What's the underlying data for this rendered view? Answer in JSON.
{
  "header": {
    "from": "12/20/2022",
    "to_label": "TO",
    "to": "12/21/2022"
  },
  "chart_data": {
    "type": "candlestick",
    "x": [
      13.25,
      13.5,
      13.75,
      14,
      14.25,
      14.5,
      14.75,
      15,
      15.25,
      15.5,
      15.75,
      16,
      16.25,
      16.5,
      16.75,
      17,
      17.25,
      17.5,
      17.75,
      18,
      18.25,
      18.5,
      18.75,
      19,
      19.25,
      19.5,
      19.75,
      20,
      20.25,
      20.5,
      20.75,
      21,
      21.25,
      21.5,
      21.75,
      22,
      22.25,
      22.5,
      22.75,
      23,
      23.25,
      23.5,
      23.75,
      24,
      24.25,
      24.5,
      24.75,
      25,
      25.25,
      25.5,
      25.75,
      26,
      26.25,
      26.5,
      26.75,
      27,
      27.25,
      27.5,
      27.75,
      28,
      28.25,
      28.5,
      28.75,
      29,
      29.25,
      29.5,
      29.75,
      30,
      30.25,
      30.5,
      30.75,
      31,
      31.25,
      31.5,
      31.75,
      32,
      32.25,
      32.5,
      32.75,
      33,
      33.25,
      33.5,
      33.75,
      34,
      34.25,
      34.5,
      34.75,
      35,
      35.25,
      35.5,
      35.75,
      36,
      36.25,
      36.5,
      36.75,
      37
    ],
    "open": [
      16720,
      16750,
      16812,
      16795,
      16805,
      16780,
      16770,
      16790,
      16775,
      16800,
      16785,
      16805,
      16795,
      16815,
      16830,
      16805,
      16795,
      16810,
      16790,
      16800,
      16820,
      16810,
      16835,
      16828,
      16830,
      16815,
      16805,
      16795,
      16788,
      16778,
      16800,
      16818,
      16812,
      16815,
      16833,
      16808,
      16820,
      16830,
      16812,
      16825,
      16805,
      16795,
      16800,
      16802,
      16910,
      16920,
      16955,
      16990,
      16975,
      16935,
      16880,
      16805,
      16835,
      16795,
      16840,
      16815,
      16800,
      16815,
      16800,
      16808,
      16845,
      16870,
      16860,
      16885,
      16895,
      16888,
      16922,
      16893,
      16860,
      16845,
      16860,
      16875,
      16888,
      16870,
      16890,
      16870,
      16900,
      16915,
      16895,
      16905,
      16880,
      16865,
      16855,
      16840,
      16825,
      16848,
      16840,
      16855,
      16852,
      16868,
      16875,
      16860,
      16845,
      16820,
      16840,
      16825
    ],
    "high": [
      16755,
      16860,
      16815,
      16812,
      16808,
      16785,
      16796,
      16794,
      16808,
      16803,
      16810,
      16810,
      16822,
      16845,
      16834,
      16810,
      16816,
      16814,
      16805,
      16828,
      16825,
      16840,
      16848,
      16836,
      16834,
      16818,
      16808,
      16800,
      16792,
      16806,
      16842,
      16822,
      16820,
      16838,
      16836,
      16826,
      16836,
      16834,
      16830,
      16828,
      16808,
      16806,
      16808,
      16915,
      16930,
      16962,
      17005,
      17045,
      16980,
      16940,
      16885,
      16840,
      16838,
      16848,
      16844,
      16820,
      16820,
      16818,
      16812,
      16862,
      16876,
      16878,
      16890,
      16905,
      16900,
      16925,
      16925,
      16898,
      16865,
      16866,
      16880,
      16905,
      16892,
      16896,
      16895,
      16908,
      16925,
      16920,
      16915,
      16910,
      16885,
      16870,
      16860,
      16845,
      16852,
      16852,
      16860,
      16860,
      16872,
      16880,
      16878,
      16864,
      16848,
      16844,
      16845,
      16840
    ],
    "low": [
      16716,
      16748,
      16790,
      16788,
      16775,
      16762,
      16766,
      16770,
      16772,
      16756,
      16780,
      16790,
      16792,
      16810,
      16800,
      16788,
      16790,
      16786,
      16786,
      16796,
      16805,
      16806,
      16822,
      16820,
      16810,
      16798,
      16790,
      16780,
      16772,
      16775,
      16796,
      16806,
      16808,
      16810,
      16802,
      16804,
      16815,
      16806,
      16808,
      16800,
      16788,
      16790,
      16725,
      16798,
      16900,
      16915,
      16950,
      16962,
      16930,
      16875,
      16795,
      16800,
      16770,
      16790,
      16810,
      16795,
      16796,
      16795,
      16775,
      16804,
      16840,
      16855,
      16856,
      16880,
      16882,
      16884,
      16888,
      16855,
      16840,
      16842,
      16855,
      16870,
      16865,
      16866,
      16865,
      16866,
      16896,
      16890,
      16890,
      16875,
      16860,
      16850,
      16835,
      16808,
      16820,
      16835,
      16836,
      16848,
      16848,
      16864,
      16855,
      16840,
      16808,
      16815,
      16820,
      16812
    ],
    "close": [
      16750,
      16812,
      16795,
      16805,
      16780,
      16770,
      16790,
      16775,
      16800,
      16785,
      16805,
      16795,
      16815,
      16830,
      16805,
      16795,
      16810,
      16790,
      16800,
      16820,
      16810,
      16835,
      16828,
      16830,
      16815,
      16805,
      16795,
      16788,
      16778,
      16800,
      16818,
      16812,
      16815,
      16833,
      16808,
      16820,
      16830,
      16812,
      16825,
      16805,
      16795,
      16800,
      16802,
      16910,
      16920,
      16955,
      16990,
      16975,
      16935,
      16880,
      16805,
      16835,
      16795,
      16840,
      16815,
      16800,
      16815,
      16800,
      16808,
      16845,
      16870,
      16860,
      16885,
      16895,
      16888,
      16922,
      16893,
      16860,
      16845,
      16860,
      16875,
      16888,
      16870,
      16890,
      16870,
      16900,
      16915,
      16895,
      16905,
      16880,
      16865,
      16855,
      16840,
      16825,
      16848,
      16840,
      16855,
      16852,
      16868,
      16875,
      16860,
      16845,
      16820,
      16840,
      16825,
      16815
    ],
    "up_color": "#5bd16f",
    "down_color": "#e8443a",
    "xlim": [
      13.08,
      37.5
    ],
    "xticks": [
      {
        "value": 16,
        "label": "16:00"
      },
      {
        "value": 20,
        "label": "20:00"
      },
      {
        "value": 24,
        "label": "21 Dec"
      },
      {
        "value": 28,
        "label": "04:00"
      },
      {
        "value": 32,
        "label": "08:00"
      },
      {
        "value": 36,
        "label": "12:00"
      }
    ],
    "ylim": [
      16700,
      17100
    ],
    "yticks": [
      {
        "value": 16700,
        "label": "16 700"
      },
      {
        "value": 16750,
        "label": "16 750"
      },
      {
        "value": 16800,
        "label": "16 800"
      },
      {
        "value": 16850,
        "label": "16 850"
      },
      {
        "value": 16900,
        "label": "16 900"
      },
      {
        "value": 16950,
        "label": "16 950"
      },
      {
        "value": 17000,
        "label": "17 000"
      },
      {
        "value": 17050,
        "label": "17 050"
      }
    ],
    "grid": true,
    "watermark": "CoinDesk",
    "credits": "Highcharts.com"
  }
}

· · · · · · ·

Transcribe the entire listing above precisely.

- **Solution to this exercise**:
What's the underlying data for this rendered view? Answer in JSON.
{
  "header": {
    "from": "12/20/2022",
    "to_label": "TO",
    "to": "12/21/2022"
  },
  "chart_data": {
    "type": "candlestick",
    "x": [
      13.25,
      13.5,
      13.75,
      14,
      14.25,
      14.5,
      14.75,
      15,
      15.25,
      15.5,
      15.75,
      16,
      16.25,
      16.5,
      16.75,
      17,
      17.25,
      17.5,
      17.75,
      18,
      18.25,
      18.5,
      18.75,
      19,
      19.25,
      19.5,
      19.75,
      20,
      20.25,
      20.5,
      20.75,
      21,
      21.25,
      21.5,
      21.75,
      22,
      22.25,
      22.5,
      22.75,
      23,
      23.25,
      23.5,
      23.75,
      24,
      24.25,
      24.5,
      24.75,
      25,
      25.25,
      25.5,
      25.75,
      26,
      26.25,
      26.5,
      26.75,
      27,
      27.25,
      27.5,
      27.75,
      28,
      28.25,
      28.5,
      28.75,
      29,
      29.25,
      29.5,
      29.75,
      30,
      30.25,
      30.5,
      30.75,
      31,
      31.25,
      31.5,
      31.75,
      32,
      32.25,
      32.5,
      32.75,
      33,
      33.25,
      33.5,
      33.75,
      34,
      34.25,
      34.5,
      34.75,
      35,
      35.25,
      35.5,
      35.75,
      36,
      36.25,
      36.5,
      36.75,
      37
    ],
    "open": [
      16720,
      16750,
      16812,
      16795,
      16805,
      16780,
      16770,
      16790,
      16775,
      16800,
      16785,
      16805,
      16795,
      16815,
      16830,
      16805,
      16795,
      16810,
      16790,
      16800,
      16820,
      16810,
      16835,
      16828,
      16830,
      16815,
      16805,
      16795,
      16788,
      16778,
      16800,
      16818,
      16812,
      16815,
      16833,
      16808,
      16820,
      16830,
      16812,
      16825,
      16805,
      16795,
      16800,
      16802,
      16910,
      16920,
      16955,
      16990,
      16975,
      16935,
      16880,
      16805,
      16835,
      16795,
      16840,
      16815,
      16800,
      16815,
      16800,
      16808,
      16845,
      16870,
      16860,
      16885,
      16895,
      16888,
      16922,
      16893,
      16860,
      16845,
      16860,
      16875,
      16888,
      16870,
      16890,
      16870,
      16900,
      16915,
      16895,
      16905,
      16880,
      16865,
      16855,
      16840,
      16825,
      16848,
      16840,
      16855,
      16852,
      16868,
      16875,
      16860,
      16845,
      16820,
      16840,
      16825
    ],
    "high": [
      16755,
      16860,
      16815,
      16812,
      16808,
      16785,
      16796,
      16794,
      16808,
      16803,
      16810,
      16810,
      16822,
      16845,
      16834,
      16810,
      16816,
      16814,
      16805,
      16828,
      16825,
      16840,
      16848,
      16836,
      16834,
      16818,
      16808,
      16800,
      16792,
      16806,
      16842,
      16822,
      16820,
      16838,
      16836,
      16826,
      16836,
      16834,
      16830,
      16828,
      16808,
      16806,
      16808,
      16915,
      16930,
      16962,
      17005,
      17045,
      16980,
      16940,
      16885,
      16840,
      16838,
      16848,
      16844,
      16820,
      16820,
      16818,
      16812,
      16862,
      16876,
      16878,
      16890,
      16905,
      16900,
      16925,
      16925,
      16898,
      16865,
      16866,
      16880,
      16905,
      16892,
      16896,
      16895,
      16908,
      16925,
      16920,
      16915,
      16910,
      16885,
      16870,
      16860,
      16845,
      16852,
      16852,
      16860,
      16860,
      16872,
      16880,
      16878,
      16864,
      16848,
      16844,
      16845,
      16840
    ],
    "low": [
      16716,
      16748,
      16790,
      16788,
      16775,
      16762,
      16766,
      16770,
      16772,
      16756,
      16780,
      16790,
      16792,
      16810,
      16800,
      16788,
      16790,
      16786,
      16786,
      16796,
      16805,
      16806,
      16822,
      16820,
      16810,
      16798,
      16790,
      16780,
      16772,
      16775,
      16796,
      16806,
      16808,
      16810,
      16802,
      16804,
      16815,
      16806,
      16808,
      16800,
      16788,
      16790,
      16725,
      16798,
      16900,
      16915,
      16950,
      16962,
      16930,
      16875,
      16795,
      16800,
      16770,
      16790,
      16810,
      16795,
      16796,
      16795,
      16775,
      16804,
      16840,
      16855,
      16856,
      16880,
      16882,
      16884,
      16888,
      16855,
      16840,
      16842,
      16855,
      16870,
      16865,
      16866,
      16865,
      16866,
      16896,
      16890,
      16890,
      16875,
      16860,
      16850,
      16835,
      16808,
      16820,
      16835,
      16836,
      16848,
      16848,
      16864,
      16855,
      16840,
      16808,
      16815,
      16820,
      16812
    ],
    "close": [
      16750,
      16812,
      16795,
      16805,
      16780,
      16770,
      16790,
      16775,
      16800,
      16785,
      16805,
      16795,
      16815,
      16830,
      16805,
      16795,
      16810,
      16790,
      16800,
      16820,
      16810,
      16835,
      16828,
      16830,
      16815,
      16805,
      16795,
      16788,
      16778,
      16800,
      16818,
      16812,
      16815,
      16833,
      16808,
      16820,
      16830,
      16812,
      16825,
      16805,
      16795,
      16800,
      16802,
      16910,
      16920,
      16955,
      16990,
      16975,
      16935,
      16880,
      16805,
      16835,
      16795,
      16840,
      16815,
      16800,
      16815,
      16800,
      16808,
      16845,
      16870,
      16860,
      16885,
      16895,
      16888,
      16922,
      16893,
      16860,
      16845,
      16860,
      16875,
      16888,
      16870,
      16890,
      16870,
      16900,
      16915,
      16895,
      16905,
      16880,
      16865,
      16855,
      16840,
      16825,
      16848,
      16840,
      16855,
      16852,
      16868,
      16875,
      16860,
      16845,
      16820,
      16840,
      16825,
      16815
    ],
    "up_color": "#5bd16f",
    "down_color": "#e8443a",
    "xlim": [
      13.08,
      37.5
    ],
    "xticks": [
      {
        "value": 16,
        "label": "16:00"
      },
      {
        "value": 20,
        "label": "20:00"
      },
      {
        "value": 24,
        "label": "21 Dec"
      },
      {
        "value": 28,
        "label": "04:00"
      },
      {
        "value": 32,
        "label": "08:00"
      },
      {
        "value": 36,
        "label": "12:00"
      }
    ],
    "ylim": [
      16700,
      17100
    ],
    "yticks": [
      {
        "value": 16700,
        "label": "16 700"
      },
      {
        "value": 16750,
        "label": "16 750"
      },
      {
        "value": 16800,
        "label": "16 800"
      },
      {
        "value": 16850,
        "label": "16 850"
      },
      {
        "value": 16900,
        "label": "16 900"
      },
      {
        "value": 16950,
        "label": "16 950"
      },
      {
        "value": 17000,
        "label": "17 000"
      },
      {
        "value": 17050,
        "label": "17 050"
      }
    ],
    "grid": true,
    "watermark": "CoinDesk",
    "credits": "Highcharts.com"
  }
}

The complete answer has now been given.